### Information shown

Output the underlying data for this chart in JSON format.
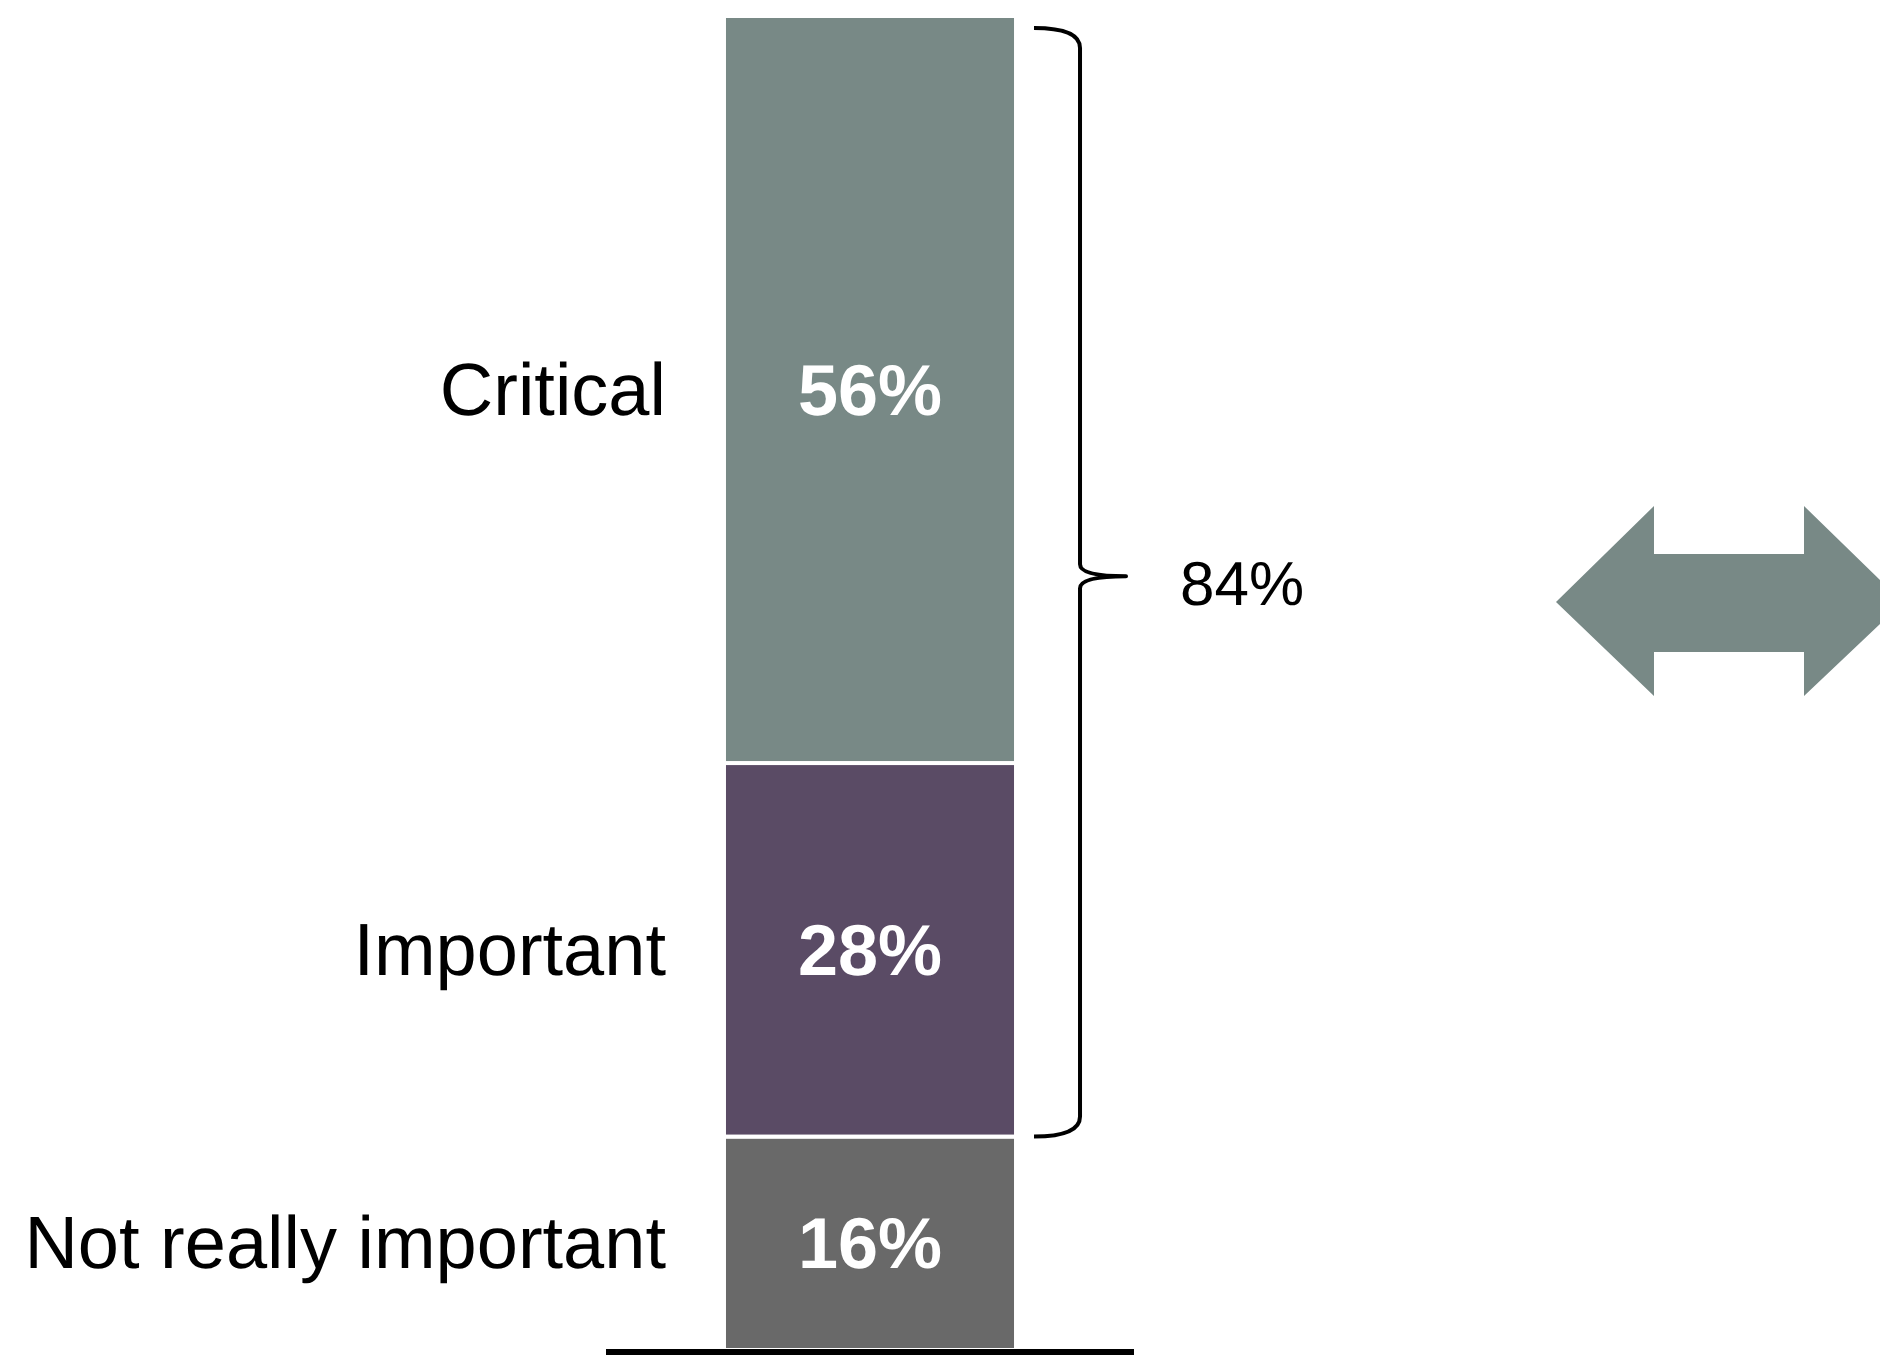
{
  "chart_data": {
    "type": "bar",
    "stacked": true,
    "categories": [
      null
    ],
    "series": [
      {
        "name": "Not really important",
        "color": "#696969",
        "values": [
          16
        ],
        "value_labels": [
          "16%"
        ]
      },
      {
        "name": "Important",
        "color": "#5a4b65",
        "values": [
          28
        ],
        "value_labels": [
          "28%"
        ]
      },
      {
        "name": "Critical",
        "color": "#788986",
        "values": [
          56
        ],
        "value_labels": [
          "56%"
        ]
      }
    ],
    "annotations": [
      "84%"
    ]
  }
}
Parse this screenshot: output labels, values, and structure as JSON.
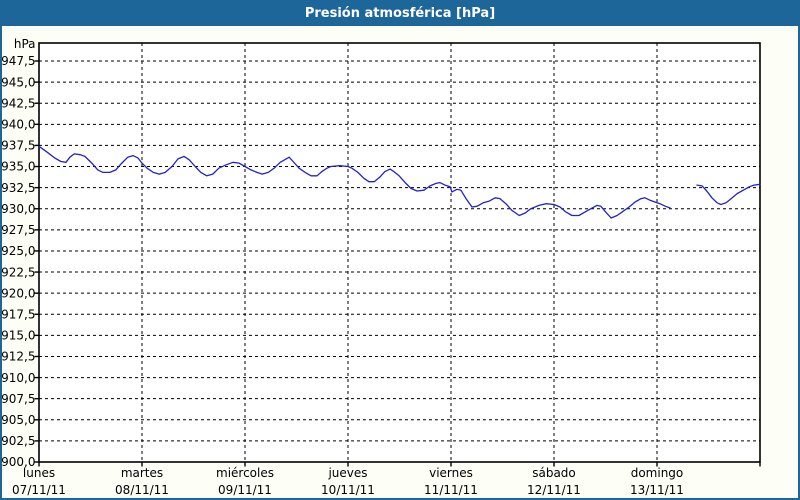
{
  "window": {
    "title": "Presión atmosférica [hPa]"
  },
  "colors": {
    "titlebar": "#1c6699",
    "window_border": "#1c6699",
    "window_background": "#fdfff7",
    "plot_background": "#ffffff",
    "grid": "#000000",
    "axis_text": "#000000",
    "line": "#2222cc"
  },
  "chart_data": {
    "type": "line",
    "title": "Presión atmosférica [hPa]",
    "ylabel": "hPa",
    "unit_label": "hPa",
    "ylim": [
      900.0,
      947.5
    ],
    "ytick_step": 2.5,
    "grid": "dashed",
    "legend_position": "none",
    "yticks": [
      {
        "value": 947.5,
        "label": "947,5"
      },
      {
        "value": 945.0,
        "label": "945,0"
      },
      {
        "value": 942.5,
        "label": "942,5"
      },
      {
        "value": 940.0,
        "label": "940,0"
      },
      {
        "value": 937.5,
        "label": "937,5"
      },
      {
        "value": 935.0,
        "label": "935,0"
      },
      {
        "value": 932.5,
        "label": "932,5"
      },
      {
        "value": 930.0,
        "label": "930,0"
      },
      {
        "value": 927.5,
        "label": "927,5"
      },
      {
        "value": 925.0,
        "label": "925,0"
      },
      {
        "value": 922.5,
        "label": "922,5"
      },
      {
        "value": 920.0,
        "label": "920,0"
      },
      {
        "value": 917.5,
        "label": "917,5"
      },
      {
        "value": 915.0,
        "label": "915,0"
      },
      {
        "value": 912.5,
        "label": "912,5"
      },
      {
        "value": 910.0,
        "label": "910,0"
      },
      {
        "value": 907.5,
        "label": "907,5"
      },
      {
        "value": 905.0,
        "label": "905,0"
      },
      {
        "value": 902.5,
        "label": "902,5"
      },
      {
        "value": 900.0,
        "label": "900,0"
      }
    ],
    "x_days": [
      {
        "name": "lunes",
        "date": "07/11/11"
      },
      {
        "name": "martes",
        "date": "08/11/11"
      },
      {
        "name": "miércoles",
        "date": "09/11/11"
      },
      {
        "name": "jueves",
        "date": "10/11/11"
      },
      {
        "name": "viernes",
        "date": "11/11/11"
      },
      {
        "name": "sábado",
        "date": "12/11/11"
      },
      {
        "name": "domingo",
        "date": "13/11/11"
      }
    ],
    "hours_total": 168,
    "series": [
      {
        "name": "Presión atmosférica",
        "unit": "hPa",
        "color": "#2222cc",
        "segments": [
          [
            [
              0,
              937.4
            ],
            [
              1.9,
              936.7
            ],
            [
              3.7,
              936.0
            ],
            [
              5.1,
              935.6
            ],
            [
              6.3,
              935.5
            ],
            [
              7.2,
              936.1
            ],
            [
              8.2,
              936.5
            ],
            [
              9.6,
              936.4
            ],
            [
              10.7,
              936.2
            ],
            [
              12.3,
              935.4
            ],
            [
              13.7,
              934.6
            ],
            [
              14.9,
              934.3
            ],
            [
              16.5,
              934.3
            ],
            [
              17.9,
              934.6
            ],
            [
              19.3,
              935.4
            ],
            [
              20.7,
              936.1
            ],
            [
              21.9,
              936.3
            ],
            [
              23.1,
              936.0
            ],
            [
              24,
              935.4
            ],
            [
              25.2,
              934.8
            ],
            [
              26.6,
              934.3
            ],
            [
              28,
              934.1
            ],
            [
              29.4,
              934.3
            ],
            [
              31,
              935.0
            ],
            [
              32.4,
              935.9
            ],
            [
              33.8,
              936.2
            ],
            [
              35,
              935.8
            ],
            [
              36.4,
              935.0
            ],
            [
              37.7,
              934.3
            ],
            [
              39.1,
              933.9
            ],
            [
              40.5,
              934.1
            ],
            [
              41.9,
              934.8
            ],
            [
              43.6,
              935.2
            ],
            [
              45.2,
              935.5
            ],
            [
              46.6,
              935.4
            ],
            [
              48,
              935.0
            ],
            [
              49.4,
              934.6
            ],
            [
              50.8,
              934.3
            ],
            [
              52,
              934.1
            ],
            [
              53.4,
              934.3
            ],
            [
              54.8,
              934.8
            ],
            [
              56.2,
              935.5
            ],
            [
              57.6,
              935.9
            ],
            [
              58.3,
              936.1
            ],
            [
              59.2,
              935.6
            ],
            [
              60.6,
              934.8
            ],
            [
              62,
              934.3
            ],
            [
              63.4,
              933.9
            ],
            [
              64.8,
              933.9
            ],
            [
              65.9,
              934.4
            ],
            [
              67.1,
              934.8
            ],
            [
              68,
              935.0
            ],
            [
              70.1,
              935.1
            ],
            [
              72,
              935.0
            ],
            [
              72.9,
              934.8
            ],
            [
              74.3,
              934.3
            ],
            [
              75.7,
              933.6
            ],
            [
              76.9,
              933.2
            ],
            [
              78.1,
              933.2
            ],
            [
              79.5,
              933.8
            ],
            [
              80.6,
              934.4
            ],
            [
              81.8,
              934.7
            ],
            [
              82.7,
              934.4
            ],
            [
              83.9,
              933.9
            ],
            [
              85.3,
              933.1
            ],
            [
              86.7,
              932.4
            ],
            [
              88.1,
              932.1
            ],
            [
              89.7,
              932.2
            ],
            [
              91.1,
              932.7
            ],
            [
              92.5,
              933.0
            ],
            [
              93.4,
              933.1
            ],
            [
              94.6,
              932.8
            ],
            [
              95.8,
              932.6
            ],
            [
              96.2,
              932.0
            ],
            [
              97.4,
              932.3
            ],
            [
              98.3,
              932.2
            ],
            [
              99.5,
              931.2
            ],
            [
              100.9,
              930.2
            ],
            [
              102.1,
              930.3
            ],
            [
              103.5,
              930.7
            ],
            [
              104.9,
              930.9
            ],
            [
              106.3,
              931.3
            ],
            [
              107.4,
              931.2
            ],
            [
              108.8,
              930.6
            ],
            [
              110.2,
              929.8
            ],
            [
              111.9,
              929.2
            ],
            [
              113.3,
              929.5
            ],
            [
              114.6,
              930.0
            ],
            [
              116.5,
              930.4
            ],
            [
              118.1,
              930.6
            ],
            [
              120,
              930.5
            ],
            [
              121.4,
              930.2
            ],
            [
              122.8,
              929.6
            ],
            [
              124.2,
              929.2
            ],
            [
              125.8,
              929.2
            ],
            [
              127.2,
              929.6
            ],
            [
              128.6,
              930.0
            ],
            [
              130,
              930.4
            ],
            [
              130.9,
              930.3
            ],
            [
              131.9,
              929.7
            ],
            [
              133.3,
              928.9
            ],
            [
              134.7,
              929.2
            ],
            [
              136.1,
              929.7
            ],
            [
              137.5,
              930.2
            ],
            [
              138.9,
              930.8
            ],
            [
              140.3,
              931.2
            ],
            [
              141.2,
              931.3
            ],
            [
              142.4,
              931.0
            ],
            [
              143.5,
              930.8
            ],
            [
              144.7,
              930.6
            ],
            [
              145.9,
              930.3
            ],
            [
              147,
              930.1
            ]
          ],
          [
            [
              153.3,
              932.8
            ],
            [
              154.5,
              932.7
            ],
            [
              155.6,
              932.1
            ],
            [
              156.8,
              931.3
            ],
            [
              158,
              930.7
            ],
            [
              158.9,
              930.5
            ],
            [
              160.1,
              930.7
            ],
            [
              161.3,
              931.2
            ],
            [
              162.7,
              931.8
            ],
            [
              164.1,
              932.2
            ],
            [
              165.5,
              932.6
            ],
            [
              166.6,
              932.8
            ],
            [
              168,
              932.9
            ]
          ]
        ]
      }
    ]
  }
}
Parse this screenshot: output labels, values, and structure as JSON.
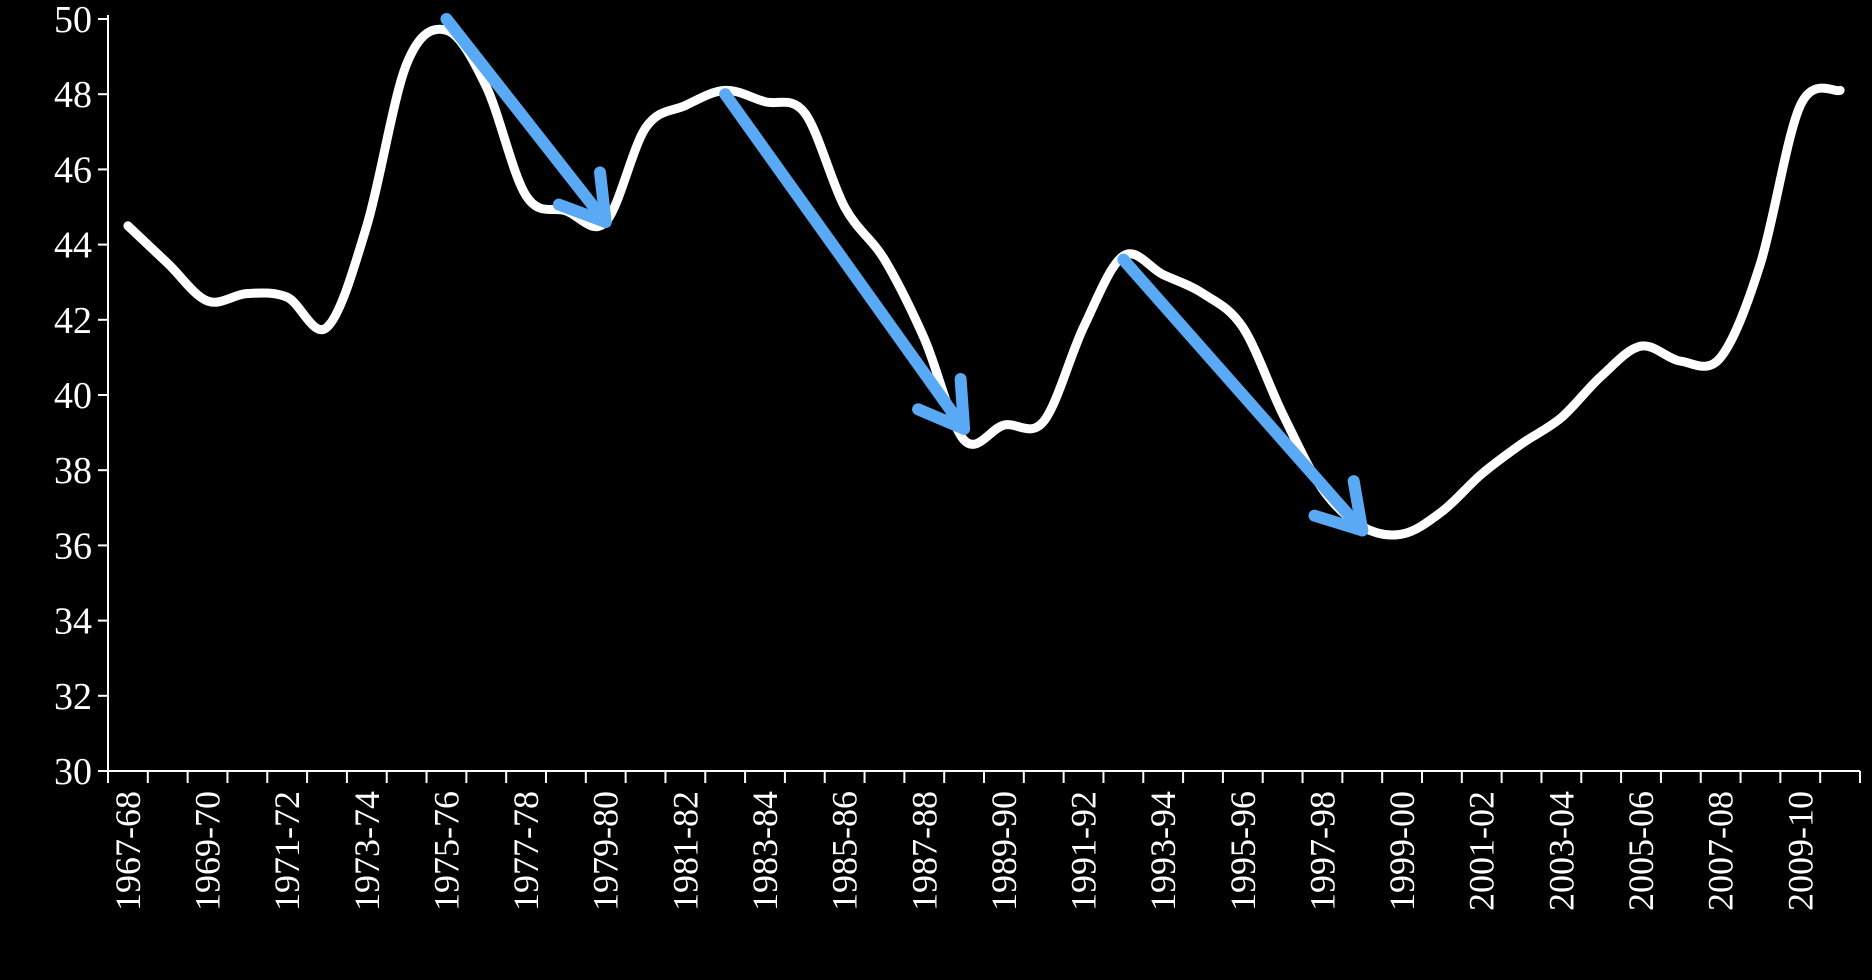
{
  "colors": {
    "background": "#000000",
    "line": "#ffffff",
    "arrow": "#5aa9f5",
    "axis": "#ffffff"
  },
  "chart_data": {
    "type": "line",
    "title": "",
    "xlabel": "",
    "ylabel": "",
    "ylim": [
      30,
      50
    ],
    "yticks": [
      30,
      32,
      34,
      36,
      38,
      40,
      42,
      44,
      46,
      48,
      50
    ],
    "grid": false,
    "legend": "none",
    "x": [
      "1967-68",
      "1968-69",
      "1969-70",
      "1970-71",
      "1971-72",
      "1972-73",
      "1973-74",
      "1974-75",
      "1975-76",
      "1976-77",
      "1977-78",
      "1978-79",
      "1979-80",
      "1980-81",
      "1981-82",
      "1982-83",
      "1983-84",
      "1984-85",
      "1985-86",
      "1986-87",
      "1987-88",
      "1988-89",
      "1989-90",
      "1990-91",
      "1991-92",
      "1992-93",
      "1993-94",
      "1994-95",
      "1995-96",
      "1996-97",
      "1997-98",
      "1998-99",
      "1999-00",
      "2000-01",
      "2001-02",
      "2002-03",
      "2003-04",
      "2004-05",
      "2005-06",
      "2006-07",
      "2007-08",
      "2008-09",
      "2009-10",
      "2010-11"
    ],
    "x_tick_labels": [
      "1967-68",
      "1969-70",
      "1971-72",
      "1973-74",
      "1975-76",
      "1977-78",
      "1979-80",
      "1981-82",
      "1983-84",
      "1985-86",
      "1987-88",
      "1989-90",
      "1991-92",
      "1993-94",
      "1995-96",
      "1997-98",
      "1999-00",
      "2001-02",
      "2003-04",
      "2005-06",
      "2007-08",
      "2009-10"
    ],
    "series": [
      {
        "values": [
          44.5,
          43.5,
          42.5,
          42.7,
          42.6,
          41.8,
          44.5,
          48.8,
          49.7,
          48.2,
          45.3,
          44.9,
          44.6,
          47.1,
          47.7,
          48.1,
          47.8,
          47.5,
          45.0,
          43.6,
          41.5,
          38.8,
          39.2,
          39.3,
          41.8,
          43.7,
          43.2,
          42.7,
          41.8,
          39.5,
          37.5,
          36.5,
          36.3,
          36.9,
          37.9,
          38.7,
          39.4,
          40.5,
          41.3,
          40.9,
          41.0,
          43.5,
          47.7,
          48.1
        ]
      }
    ],
    "annotations": [
      {
        "type": "arrow",
        "from": [
          "1975-76",
          50.0
        ],
        "to": [
          "1979-80",
          44.6
        ]
      },
      {
        "type": "arrow",
        "from": [
          "1982-83",
          48.0
        ],
        "to": [
          "1988-89",
          39.1
        ]
      },
      {
        "type": "arrow",
        "from": [
          "1992-93",
          43.6
        ],
        "to": [
          "1998-99",
          36.4
        ]
      }
    ]
  }
}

### Problem description
Pull every line containing "Presión" out of the data above.

### Exercise result
    "title": "Presión atmosférica [hPa]"
    "title": "Presión atmosférica [hPa]",
        "name": "Presión atmosférica",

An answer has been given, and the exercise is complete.